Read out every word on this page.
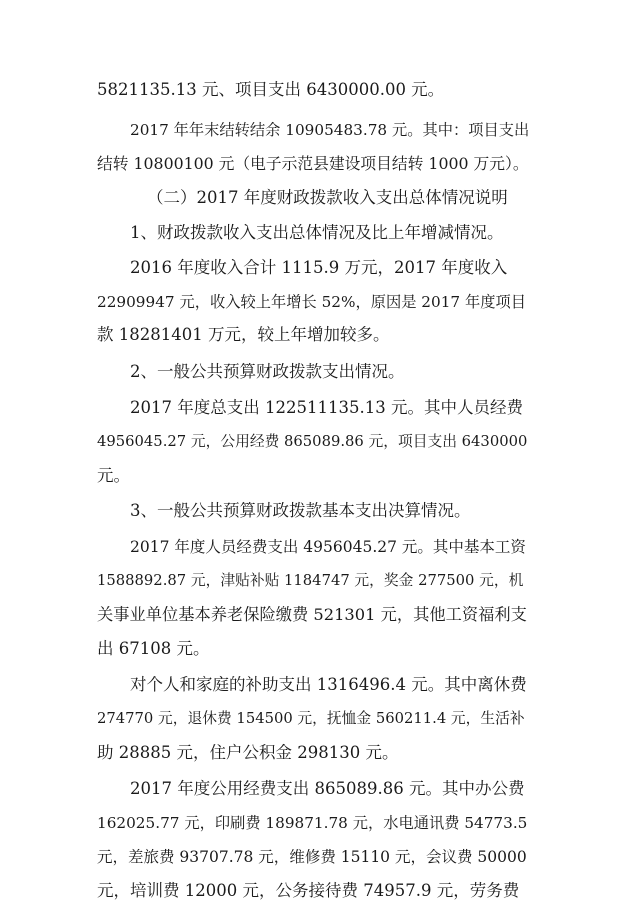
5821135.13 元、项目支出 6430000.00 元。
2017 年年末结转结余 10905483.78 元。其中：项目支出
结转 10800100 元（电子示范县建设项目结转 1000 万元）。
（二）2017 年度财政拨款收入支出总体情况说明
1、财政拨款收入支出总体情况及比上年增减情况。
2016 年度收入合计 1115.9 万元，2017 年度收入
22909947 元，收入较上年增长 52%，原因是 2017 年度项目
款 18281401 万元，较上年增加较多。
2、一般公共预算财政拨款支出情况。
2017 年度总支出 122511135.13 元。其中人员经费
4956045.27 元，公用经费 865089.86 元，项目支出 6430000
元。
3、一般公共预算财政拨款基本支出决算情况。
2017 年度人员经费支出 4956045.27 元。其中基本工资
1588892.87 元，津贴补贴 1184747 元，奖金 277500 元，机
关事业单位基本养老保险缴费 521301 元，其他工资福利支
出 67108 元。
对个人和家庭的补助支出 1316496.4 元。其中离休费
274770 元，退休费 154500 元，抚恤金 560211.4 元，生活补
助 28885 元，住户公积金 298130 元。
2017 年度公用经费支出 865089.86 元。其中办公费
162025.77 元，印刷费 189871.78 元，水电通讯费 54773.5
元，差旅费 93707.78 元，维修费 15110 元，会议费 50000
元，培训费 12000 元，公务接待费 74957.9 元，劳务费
========
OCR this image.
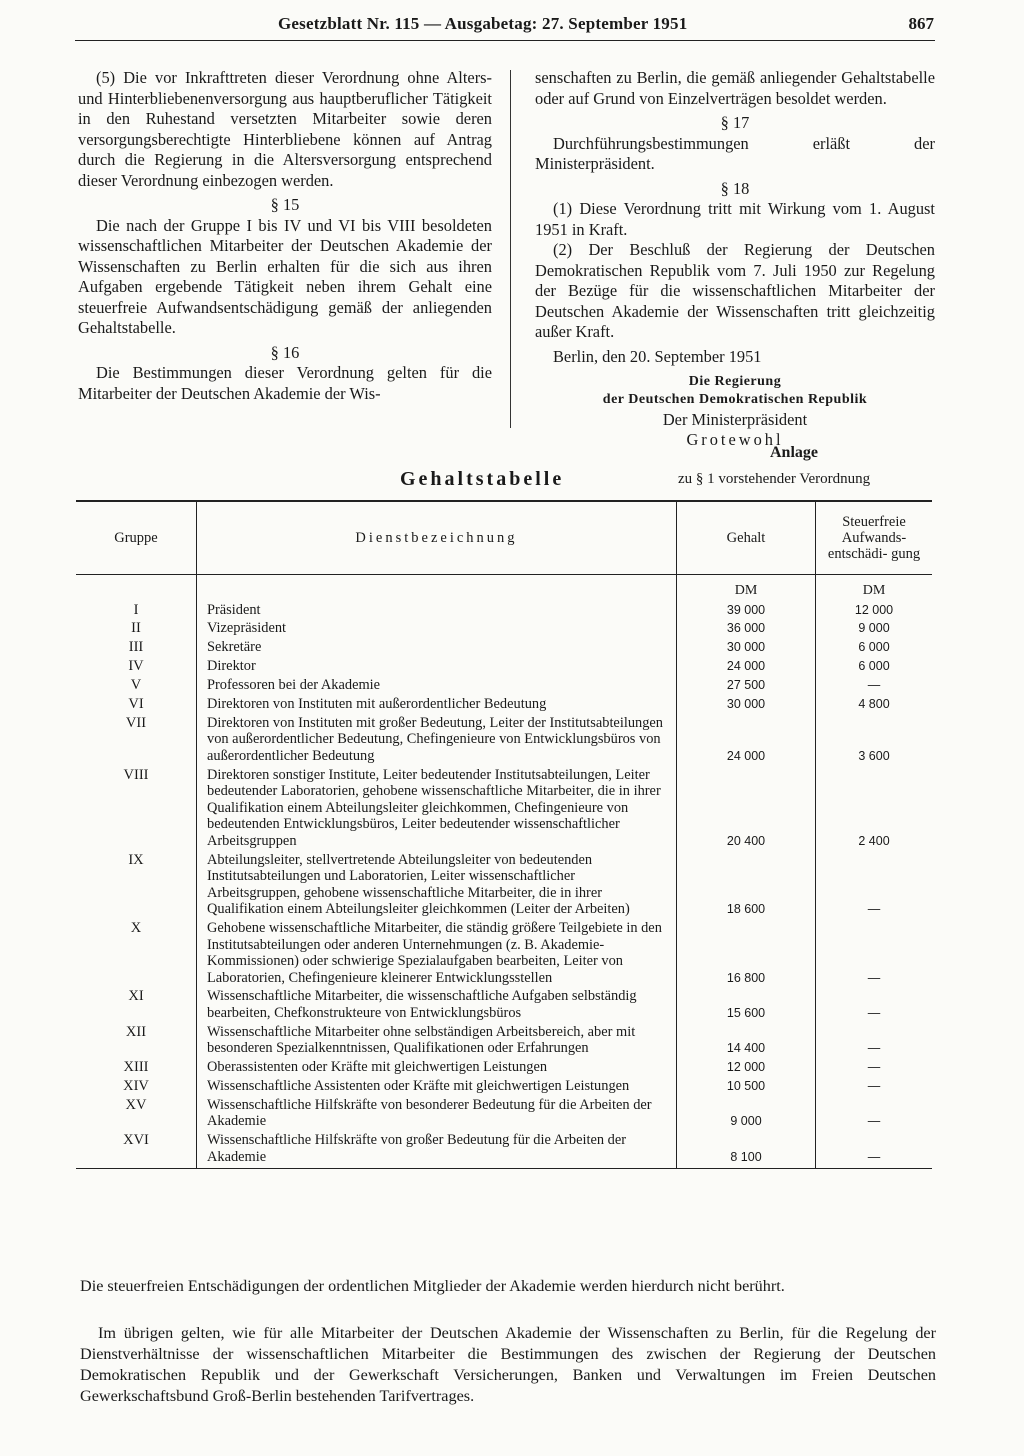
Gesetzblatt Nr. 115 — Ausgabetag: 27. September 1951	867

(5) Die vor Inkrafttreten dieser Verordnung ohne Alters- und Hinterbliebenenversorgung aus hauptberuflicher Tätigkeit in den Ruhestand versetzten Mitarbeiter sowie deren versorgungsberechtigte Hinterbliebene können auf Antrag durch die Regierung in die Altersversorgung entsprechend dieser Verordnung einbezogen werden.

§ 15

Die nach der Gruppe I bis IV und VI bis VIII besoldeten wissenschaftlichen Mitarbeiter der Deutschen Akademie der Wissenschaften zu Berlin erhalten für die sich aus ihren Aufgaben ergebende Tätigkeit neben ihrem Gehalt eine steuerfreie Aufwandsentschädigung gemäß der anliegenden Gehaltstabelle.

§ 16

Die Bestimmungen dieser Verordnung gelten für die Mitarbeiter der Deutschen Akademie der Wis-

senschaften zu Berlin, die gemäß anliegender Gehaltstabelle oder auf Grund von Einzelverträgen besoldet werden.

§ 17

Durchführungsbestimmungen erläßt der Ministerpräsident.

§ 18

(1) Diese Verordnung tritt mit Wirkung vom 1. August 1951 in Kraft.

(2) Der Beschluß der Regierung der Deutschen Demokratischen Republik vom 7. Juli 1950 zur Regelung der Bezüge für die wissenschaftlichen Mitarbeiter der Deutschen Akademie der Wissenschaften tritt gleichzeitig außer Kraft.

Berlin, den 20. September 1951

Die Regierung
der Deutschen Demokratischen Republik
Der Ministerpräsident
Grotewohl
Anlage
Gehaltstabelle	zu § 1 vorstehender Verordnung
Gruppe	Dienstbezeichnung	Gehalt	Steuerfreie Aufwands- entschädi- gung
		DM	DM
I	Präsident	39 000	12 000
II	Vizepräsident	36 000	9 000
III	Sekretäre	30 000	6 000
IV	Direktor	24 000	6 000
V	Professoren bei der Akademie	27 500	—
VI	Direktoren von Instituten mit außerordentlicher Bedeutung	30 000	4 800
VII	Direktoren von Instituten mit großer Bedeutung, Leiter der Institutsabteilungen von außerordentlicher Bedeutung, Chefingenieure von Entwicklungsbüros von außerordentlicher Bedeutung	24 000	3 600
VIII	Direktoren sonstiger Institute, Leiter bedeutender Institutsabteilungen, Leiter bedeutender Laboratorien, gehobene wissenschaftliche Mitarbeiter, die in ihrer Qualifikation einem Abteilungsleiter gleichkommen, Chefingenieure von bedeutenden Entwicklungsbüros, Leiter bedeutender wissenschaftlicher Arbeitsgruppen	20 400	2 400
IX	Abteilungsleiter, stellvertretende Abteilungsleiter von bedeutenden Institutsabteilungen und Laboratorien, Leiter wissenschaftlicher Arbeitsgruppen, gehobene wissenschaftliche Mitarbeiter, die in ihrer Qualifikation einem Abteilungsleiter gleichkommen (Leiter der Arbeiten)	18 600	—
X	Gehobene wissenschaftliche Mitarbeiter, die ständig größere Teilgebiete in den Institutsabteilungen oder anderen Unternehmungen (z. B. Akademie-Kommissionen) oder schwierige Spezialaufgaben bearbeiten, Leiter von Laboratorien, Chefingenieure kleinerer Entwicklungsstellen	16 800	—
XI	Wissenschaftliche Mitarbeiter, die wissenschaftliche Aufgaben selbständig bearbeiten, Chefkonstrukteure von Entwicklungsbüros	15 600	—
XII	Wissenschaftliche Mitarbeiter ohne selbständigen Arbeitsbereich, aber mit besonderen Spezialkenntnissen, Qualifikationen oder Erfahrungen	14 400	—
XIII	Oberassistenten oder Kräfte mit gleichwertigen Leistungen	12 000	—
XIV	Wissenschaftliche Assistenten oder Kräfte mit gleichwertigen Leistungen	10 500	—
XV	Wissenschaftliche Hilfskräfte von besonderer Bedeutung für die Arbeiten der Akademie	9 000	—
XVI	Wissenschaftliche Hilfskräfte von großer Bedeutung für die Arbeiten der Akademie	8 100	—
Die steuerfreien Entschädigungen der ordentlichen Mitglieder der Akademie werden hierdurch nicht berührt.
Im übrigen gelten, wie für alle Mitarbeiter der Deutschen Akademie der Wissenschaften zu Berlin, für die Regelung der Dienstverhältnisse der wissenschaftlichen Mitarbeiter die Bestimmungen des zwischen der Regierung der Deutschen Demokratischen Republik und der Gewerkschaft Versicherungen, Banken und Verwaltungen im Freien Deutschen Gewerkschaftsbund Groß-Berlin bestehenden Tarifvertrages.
========
Your answer should be a single number: the count of lines in these records that hold the string "Arbeitsgruppen".

2